(Records from a dataset)
--- Start ---
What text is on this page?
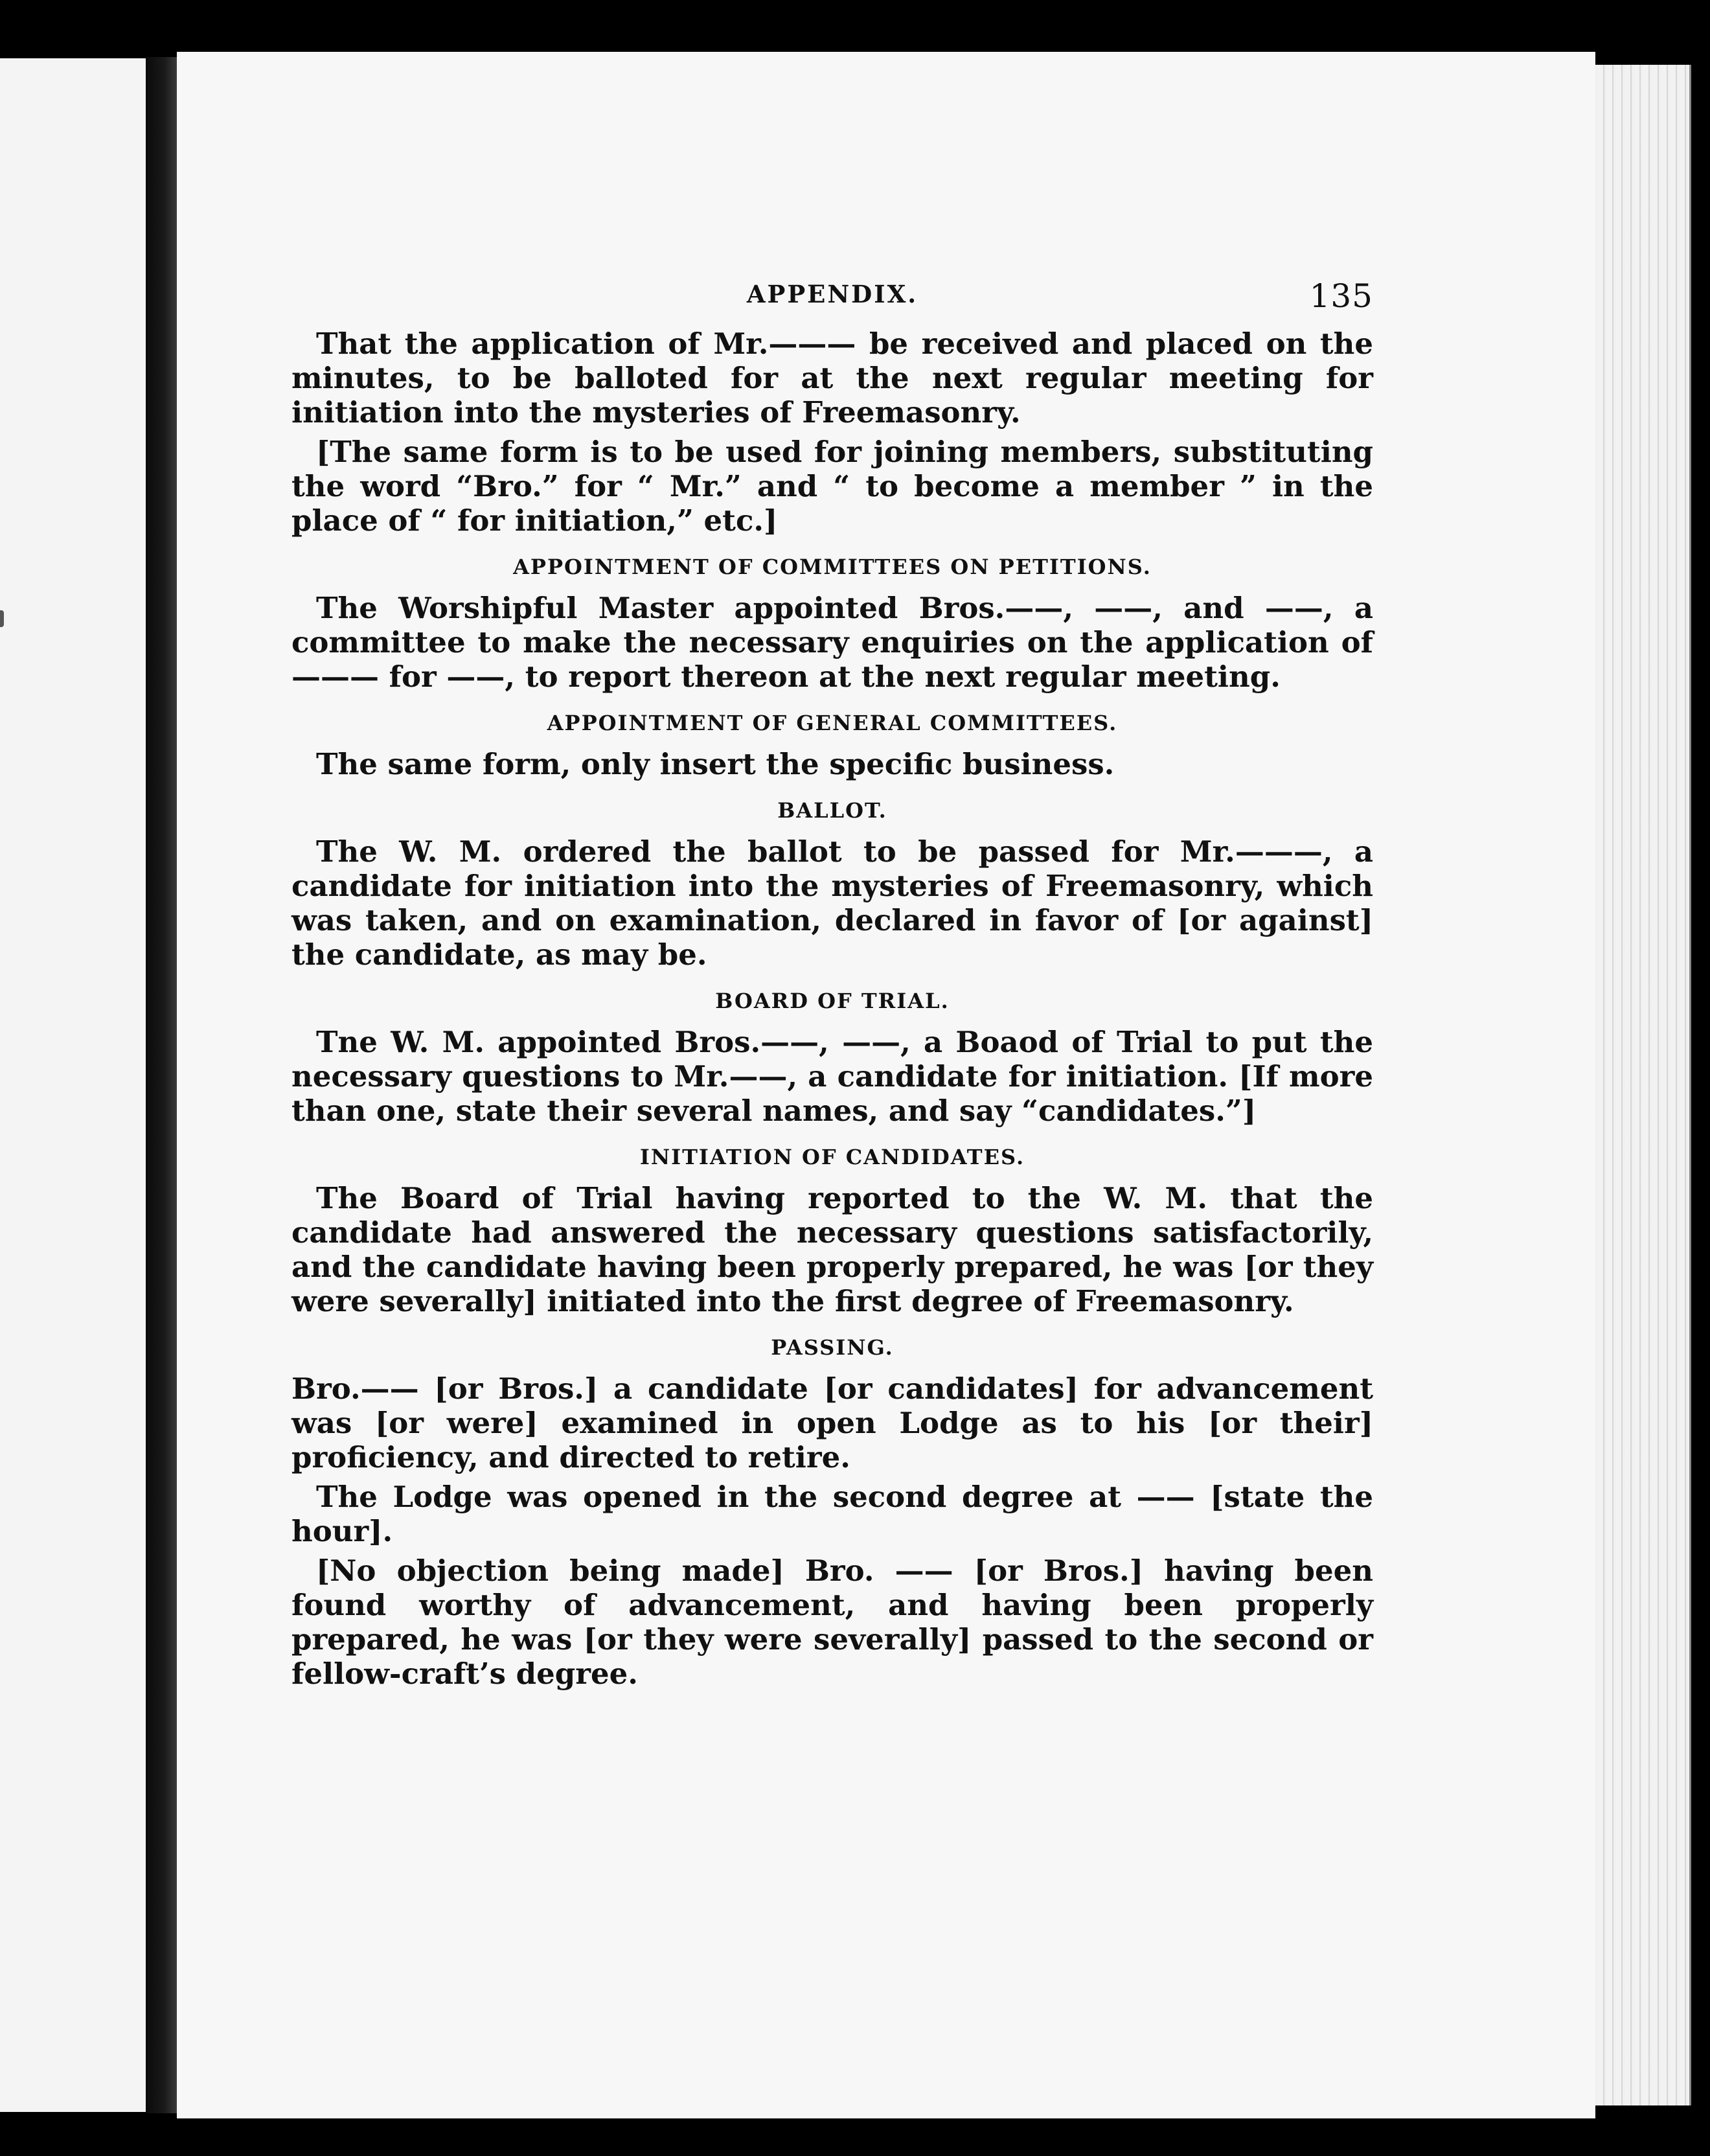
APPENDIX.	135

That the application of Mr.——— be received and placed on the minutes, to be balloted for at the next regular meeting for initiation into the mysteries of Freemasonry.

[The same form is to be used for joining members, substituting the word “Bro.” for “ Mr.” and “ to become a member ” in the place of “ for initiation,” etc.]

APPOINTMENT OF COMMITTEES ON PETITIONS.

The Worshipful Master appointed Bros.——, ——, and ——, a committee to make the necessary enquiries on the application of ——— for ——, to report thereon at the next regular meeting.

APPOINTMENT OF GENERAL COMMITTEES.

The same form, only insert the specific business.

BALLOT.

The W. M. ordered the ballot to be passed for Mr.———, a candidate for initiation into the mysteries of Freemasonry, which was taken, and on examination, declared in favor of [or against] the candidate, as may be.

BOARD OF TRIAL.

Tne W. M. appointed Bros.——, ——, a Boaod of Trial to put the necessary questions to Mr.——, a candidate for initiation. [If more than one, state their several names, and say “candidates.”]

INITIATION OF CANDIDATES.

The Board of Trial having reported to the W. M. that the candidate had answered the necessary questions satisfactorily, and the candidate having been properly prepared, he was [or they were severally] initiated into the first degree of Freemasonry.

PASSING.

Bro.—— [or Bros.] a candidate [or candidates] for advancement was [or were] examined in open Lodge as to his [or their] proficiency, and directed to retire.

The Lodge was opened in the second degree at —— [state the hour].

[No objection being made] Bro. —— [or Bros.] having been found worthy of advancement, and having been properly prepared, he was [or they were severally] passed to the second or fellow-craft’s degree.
--- End ---
--- Start ---
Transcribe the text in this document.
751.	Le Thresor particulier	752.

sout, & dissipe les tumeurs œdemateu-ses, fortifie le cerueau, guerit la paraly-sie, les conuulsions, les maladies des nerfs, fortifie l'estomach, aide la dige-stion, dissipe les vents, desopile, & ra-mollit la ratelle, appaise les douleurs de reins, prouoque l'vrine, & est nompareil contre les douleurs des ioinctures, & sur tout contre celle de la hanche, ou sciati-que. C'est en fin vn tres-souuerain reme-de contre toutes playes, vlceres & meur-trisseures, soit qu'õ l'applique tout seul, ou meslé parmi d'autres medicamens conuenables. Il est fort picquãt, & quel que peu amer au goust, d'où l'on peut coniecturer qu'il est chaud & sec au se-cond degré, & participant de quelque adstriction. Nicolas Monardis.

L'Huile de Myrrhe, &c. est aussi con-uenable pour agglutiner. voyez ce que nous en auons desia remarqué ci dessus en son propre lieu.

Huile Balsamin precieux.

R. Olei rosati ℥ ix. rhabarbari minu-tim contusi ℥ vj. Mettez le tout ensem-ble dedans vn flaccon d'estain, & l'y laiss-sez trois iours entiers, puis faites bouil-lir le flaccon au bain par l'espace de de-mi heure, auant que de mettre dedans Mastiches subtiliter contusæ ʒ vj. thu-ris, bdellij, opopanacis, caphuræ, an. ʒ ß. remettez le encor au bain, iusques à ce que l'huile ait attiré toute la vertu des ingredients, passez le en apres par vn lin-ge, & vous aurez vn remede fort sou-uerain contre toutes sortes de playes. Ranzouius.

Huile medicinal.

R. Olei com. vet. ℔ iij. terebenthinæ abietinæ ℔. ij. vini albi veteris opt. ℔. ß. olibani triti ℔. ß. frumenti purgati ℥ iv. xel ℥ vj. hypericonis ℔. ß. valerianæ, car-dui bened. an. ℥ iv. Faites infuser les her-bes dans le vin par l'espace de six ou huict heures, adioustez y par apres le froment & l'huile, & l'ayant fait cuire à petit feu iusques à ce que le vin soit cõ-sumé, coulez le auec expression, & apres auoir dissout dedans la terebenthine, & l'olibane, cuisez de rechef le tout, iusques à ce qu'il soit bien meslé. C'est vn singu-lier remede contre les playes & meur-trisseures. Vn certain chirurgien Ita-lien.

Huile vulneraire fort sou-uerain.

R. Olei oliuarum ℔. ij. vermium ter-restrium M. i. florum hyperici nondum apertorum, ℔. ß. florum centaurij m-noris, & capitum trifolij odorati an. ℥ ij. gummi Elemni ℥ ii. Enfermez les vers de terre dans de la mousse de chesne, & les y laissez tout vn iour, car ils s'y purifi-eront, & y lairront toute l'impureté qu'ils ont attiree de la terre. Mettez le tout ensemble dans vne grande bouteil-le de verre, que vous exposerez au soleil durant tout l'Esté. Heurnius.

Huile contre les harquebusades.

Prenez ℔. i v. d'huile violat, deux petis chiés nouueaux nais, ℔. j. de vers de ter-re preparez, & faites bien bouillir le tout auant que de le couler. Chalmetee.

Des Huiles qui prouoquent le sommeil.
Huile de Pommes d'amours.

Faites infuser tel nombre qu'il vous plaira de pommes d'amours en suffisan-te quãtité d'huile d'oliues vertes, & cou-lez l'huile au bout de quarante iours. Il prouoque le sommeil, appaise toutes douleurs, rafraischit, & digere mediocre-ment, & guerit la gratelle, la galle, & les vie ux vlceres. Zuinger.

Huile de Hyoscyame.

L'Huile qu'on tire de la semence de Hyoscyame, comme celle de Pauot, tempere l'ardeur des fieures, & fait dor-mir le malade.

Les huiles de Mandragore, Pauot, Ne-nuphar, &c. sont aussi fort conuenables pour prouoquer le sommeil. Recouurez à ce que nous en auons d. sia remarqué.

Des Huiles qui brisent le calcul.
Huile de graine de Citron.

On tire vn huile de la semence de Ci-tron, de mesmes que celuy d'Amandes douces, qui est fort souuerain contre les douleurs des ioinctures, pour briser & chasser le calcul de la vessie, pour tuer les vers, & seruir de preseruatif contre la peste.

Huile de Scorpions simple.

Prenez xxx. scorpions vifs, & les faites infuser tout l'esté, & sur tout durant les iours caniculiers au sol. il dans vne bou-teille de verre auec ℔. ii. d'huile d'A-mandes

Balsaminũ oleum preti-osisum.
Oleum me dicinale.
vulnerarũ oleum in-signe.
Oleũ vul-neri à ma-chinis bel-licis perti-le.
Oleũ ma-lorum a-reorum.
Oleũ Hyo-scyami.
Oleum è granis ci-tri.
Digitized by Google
--- End ---
- **Exercise prompt**: From the data above, copy each line that has the string "Lodge".

- **Complete answer**:
Bro.—— [or Bros.] a candidate [or candidates] for advancement was [or were] examined in open Lodge as to his [or their] proficiency, and directed to retire.
The Lodge was opened in the second degree at —— [state the hour].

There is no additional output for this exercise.